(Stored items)
((
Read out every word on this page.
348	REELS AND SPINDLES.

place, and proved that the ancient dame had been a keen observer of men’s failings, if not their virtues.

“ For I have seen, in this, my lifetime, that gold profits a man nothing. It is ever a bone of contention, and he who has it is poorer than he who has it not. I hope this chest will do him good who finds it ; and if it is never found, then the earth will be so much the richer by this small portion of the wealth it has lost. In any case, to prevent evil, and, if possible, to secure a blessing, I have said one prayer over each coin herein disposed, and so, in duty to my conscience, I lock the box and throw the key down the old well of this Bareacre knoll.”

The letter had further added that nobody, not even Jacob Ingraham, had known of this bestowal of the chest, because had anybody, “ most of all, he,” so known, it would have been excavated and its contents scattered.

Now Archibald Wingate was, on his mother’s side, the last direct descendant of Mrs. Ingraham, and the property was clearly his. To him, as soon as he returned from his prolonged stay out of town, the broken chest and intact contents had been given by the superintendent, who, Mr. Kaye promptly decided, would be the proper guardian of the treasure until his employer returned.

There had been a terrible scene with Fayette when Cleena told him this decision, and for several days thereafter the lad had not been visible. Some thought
))
((
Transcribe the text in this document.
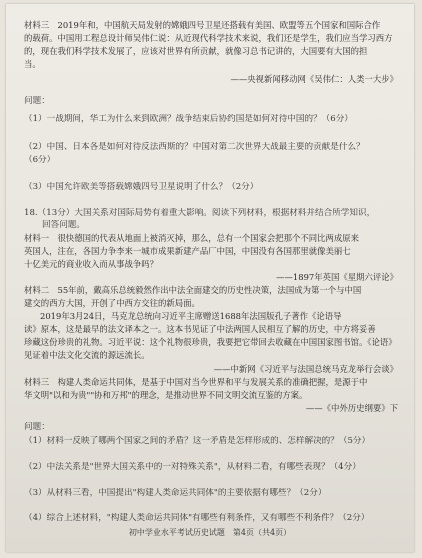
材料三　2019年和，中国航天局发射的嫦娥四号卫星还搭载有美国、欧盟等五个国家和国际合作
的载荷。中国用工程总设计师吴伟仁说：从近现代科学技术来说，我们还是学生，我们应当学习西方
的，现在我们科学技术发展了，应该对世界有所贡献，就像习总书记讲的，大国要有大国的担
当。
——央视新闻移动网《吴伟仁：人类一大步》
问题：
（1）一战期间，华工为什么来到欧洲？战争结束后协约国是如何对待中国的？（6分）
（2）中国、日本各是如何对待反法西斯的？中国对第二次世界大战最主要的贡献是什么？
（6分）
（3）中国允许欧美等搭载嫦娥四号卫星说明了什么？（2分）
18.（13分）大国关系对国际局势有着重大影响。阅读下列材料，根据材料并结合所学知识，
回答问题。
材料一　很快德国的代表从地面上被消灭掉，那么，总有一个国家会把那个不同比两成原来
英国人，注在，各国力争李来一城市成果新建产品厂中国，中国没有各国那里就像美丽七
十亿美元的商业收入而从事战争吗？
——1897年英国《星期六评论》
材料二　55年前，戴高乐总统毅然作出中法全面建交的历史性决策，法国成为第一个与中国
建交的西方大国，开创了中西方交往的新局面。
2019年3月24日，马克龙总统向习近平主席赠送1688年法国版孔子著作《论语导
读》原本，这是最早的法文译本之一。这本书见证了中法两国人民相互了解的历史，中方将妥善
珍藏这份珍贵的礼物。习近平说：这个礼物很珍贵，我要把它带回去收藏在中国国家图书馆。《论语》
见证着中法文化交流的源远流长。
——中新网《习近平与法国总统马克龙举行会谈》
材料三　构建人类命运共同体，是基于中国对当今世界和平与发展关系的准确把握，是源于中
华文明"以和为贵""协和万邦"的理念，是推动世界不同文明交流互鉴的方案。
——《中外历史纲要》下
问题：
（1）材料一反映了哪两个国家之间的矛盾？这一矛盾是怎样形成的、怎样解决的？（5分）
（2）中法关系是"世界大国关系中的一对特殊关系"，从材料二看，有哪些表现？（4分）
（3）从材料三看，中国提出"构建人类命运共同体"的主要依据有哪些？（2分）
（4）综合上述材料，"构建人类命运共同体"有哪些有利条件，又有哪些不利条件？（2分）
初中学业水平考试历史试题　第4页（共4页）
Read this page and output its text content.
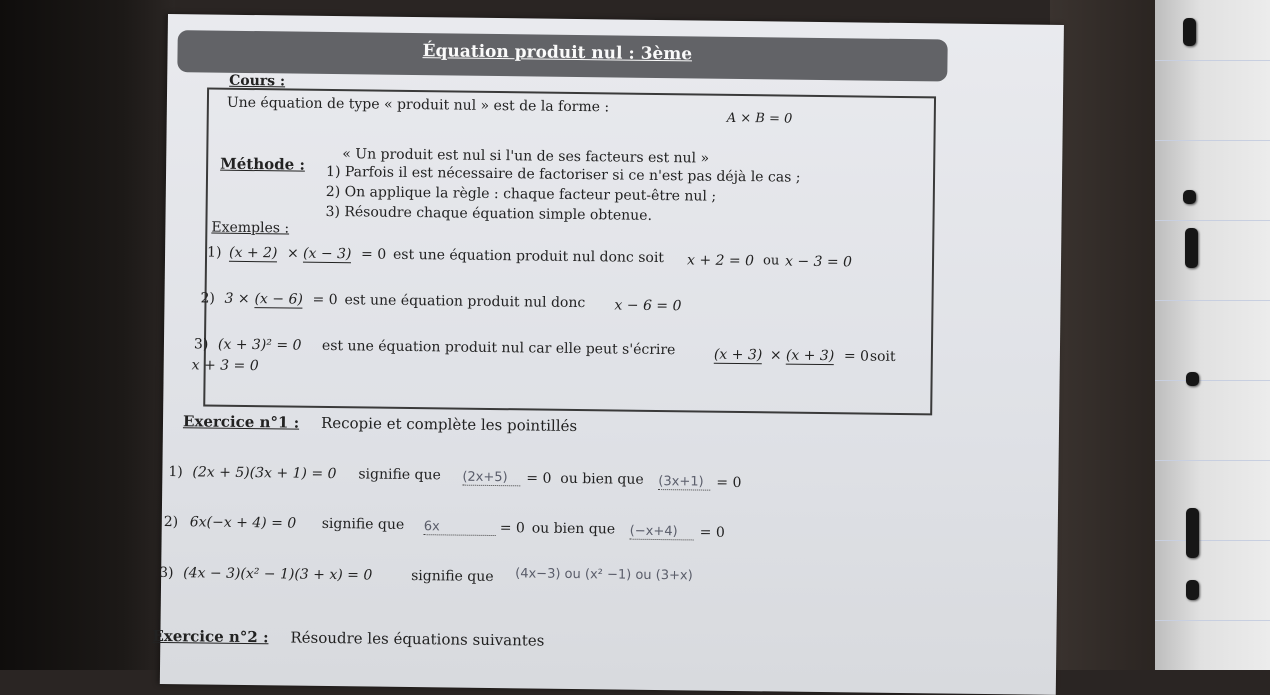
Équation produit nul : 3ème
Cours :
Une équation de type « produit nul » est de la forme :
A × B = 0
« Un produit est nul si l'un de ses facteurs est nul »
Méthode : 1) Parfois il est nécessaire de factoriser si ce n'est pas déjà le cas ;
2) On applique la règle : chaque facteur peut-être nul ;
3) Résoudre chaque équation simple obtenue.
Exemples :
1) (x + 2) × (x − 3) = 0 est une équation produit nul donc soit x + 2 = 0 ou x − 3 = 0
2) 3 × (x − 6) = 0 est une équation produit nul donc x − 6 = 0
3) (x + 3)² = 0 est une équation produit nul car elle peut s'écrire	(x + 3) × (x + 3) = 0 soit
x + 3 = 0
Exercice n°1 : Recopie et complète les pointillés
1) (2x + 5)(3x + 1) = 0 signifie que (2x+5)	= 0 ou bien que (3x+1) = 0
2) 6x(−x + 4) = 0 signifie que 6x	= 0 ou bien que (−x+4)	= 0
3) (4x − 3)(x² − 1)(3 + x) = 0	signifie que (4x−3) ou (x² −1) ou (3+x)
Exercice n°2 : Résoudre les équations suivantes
))
((
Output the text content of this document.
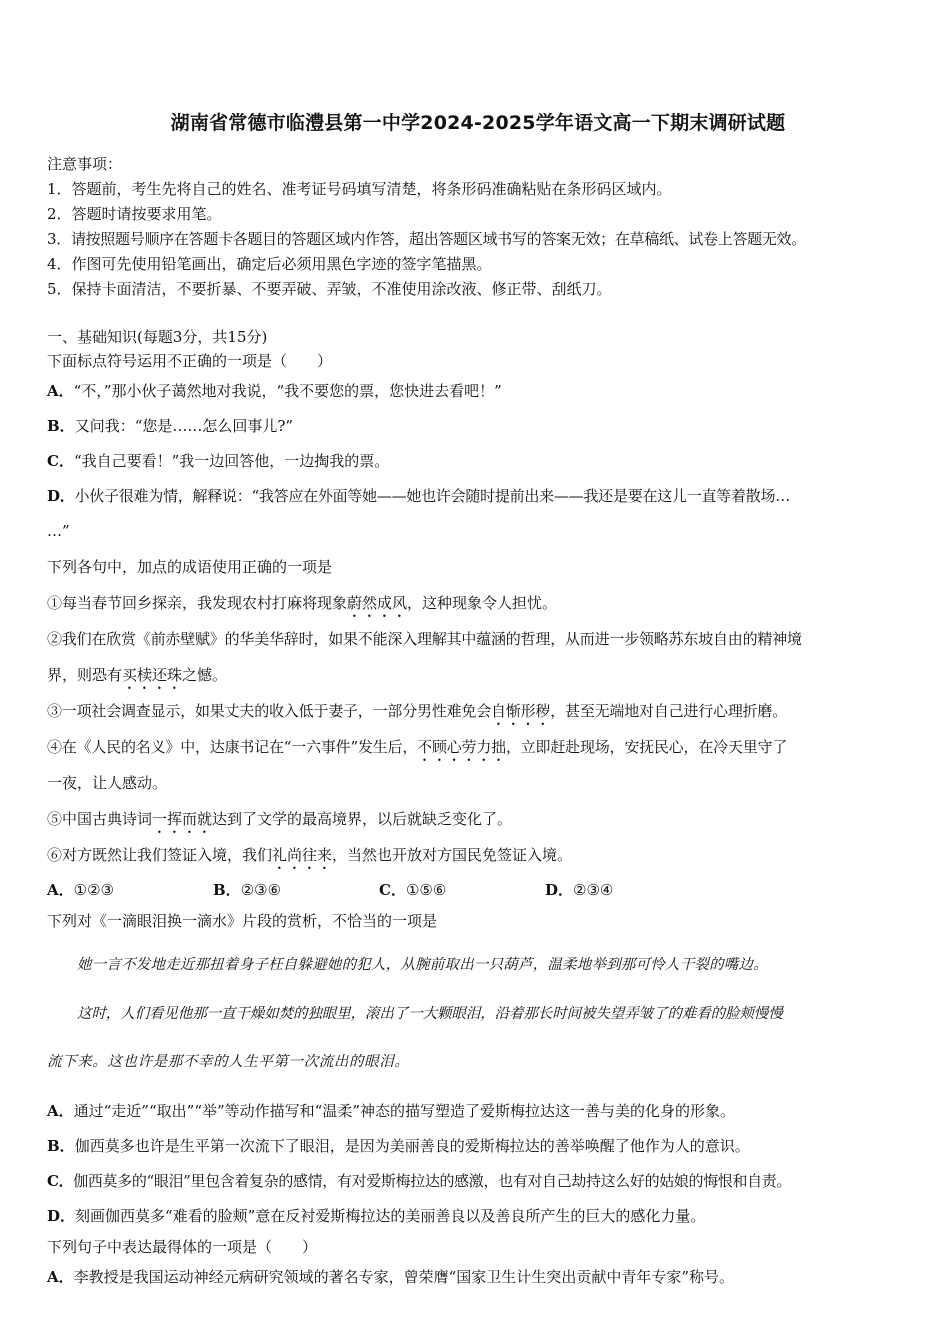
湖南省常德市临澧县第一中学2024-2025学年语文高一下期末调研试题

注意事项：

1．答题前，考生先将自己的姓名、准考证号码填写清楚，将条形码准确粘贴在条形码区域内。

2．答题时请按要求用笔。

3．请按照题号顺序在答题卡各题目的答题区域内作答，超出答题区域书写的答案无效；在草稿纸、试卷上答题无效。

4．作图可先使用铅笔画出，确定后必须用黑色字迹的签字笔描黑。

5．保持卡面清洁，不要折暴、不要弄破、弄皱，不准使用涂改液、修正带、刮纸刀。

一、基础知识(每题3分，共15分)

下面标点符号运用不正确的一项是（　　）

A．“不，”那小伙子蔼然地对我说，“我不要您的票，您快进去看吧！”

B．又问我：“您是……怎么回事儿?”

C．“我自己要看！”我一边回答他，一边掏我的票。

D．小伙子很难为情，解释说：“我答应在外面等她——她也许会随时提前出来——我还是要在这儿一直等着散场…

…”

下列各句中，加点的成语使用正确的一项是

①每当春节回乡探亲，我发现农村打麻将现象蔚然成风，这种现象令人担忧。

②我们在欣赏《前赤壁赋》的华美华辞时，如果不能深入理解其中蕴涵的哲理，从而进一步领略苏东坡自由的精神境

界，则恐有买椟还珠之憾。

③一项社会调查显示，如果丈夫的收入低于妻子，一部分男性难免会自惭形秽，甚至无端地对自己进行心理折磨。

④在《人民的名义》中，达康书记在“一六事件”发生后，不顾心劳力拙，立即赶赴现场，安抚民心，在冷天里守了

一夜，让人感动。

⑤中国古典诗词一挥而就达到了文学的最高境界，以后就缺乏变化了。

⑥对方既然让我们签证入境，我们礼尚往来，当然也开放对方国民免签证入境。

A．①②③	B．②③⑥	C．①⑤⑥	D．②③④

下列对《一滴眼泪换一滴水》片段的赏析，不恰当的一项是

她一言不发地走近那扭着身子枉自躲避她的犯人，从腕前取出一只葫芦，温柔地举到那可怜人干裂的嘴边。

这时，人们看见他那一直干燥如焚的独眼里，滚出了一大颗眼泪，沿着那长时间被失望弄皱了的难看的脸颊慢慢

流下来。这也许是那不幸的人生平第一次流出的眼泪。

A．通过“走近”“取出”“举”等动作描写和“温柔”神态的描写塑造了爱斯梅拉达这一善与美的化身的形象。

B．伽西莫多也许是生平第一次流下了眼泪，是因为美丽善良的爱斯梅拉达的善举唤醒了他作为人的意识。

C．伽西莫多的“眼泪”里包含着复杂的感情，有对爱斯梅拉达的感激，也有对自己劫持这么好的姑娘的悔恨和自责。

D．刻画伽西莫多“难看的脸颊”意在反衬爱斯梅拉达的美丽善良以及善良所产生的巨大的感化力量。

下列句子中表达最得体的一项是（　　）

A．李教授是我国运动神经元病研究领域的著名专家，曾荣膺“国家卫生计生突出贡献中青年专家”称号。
))
▸ Work to be completed: Take every line that includes the string "would" and copy it.

▸ Solution for this exercise:
The letter had further added that nobody, not even Jacob Ingraham, had known of this bestowal of the chest, because had anybody, “ most of all, he,” so known, it would have been excavated and its contents scattered.
Now Archibald Wingate was, on his mother’s side, the last direct descendant of Mrs. Ingraham, and the property was clearly his. To him, as soon as he returned from his prolonged stay out of town, the broken chest and intact contents had been given by the superintendent, who, Mr. Kaye promptly decided, would be the proper guardian of the treasure until his employer returned.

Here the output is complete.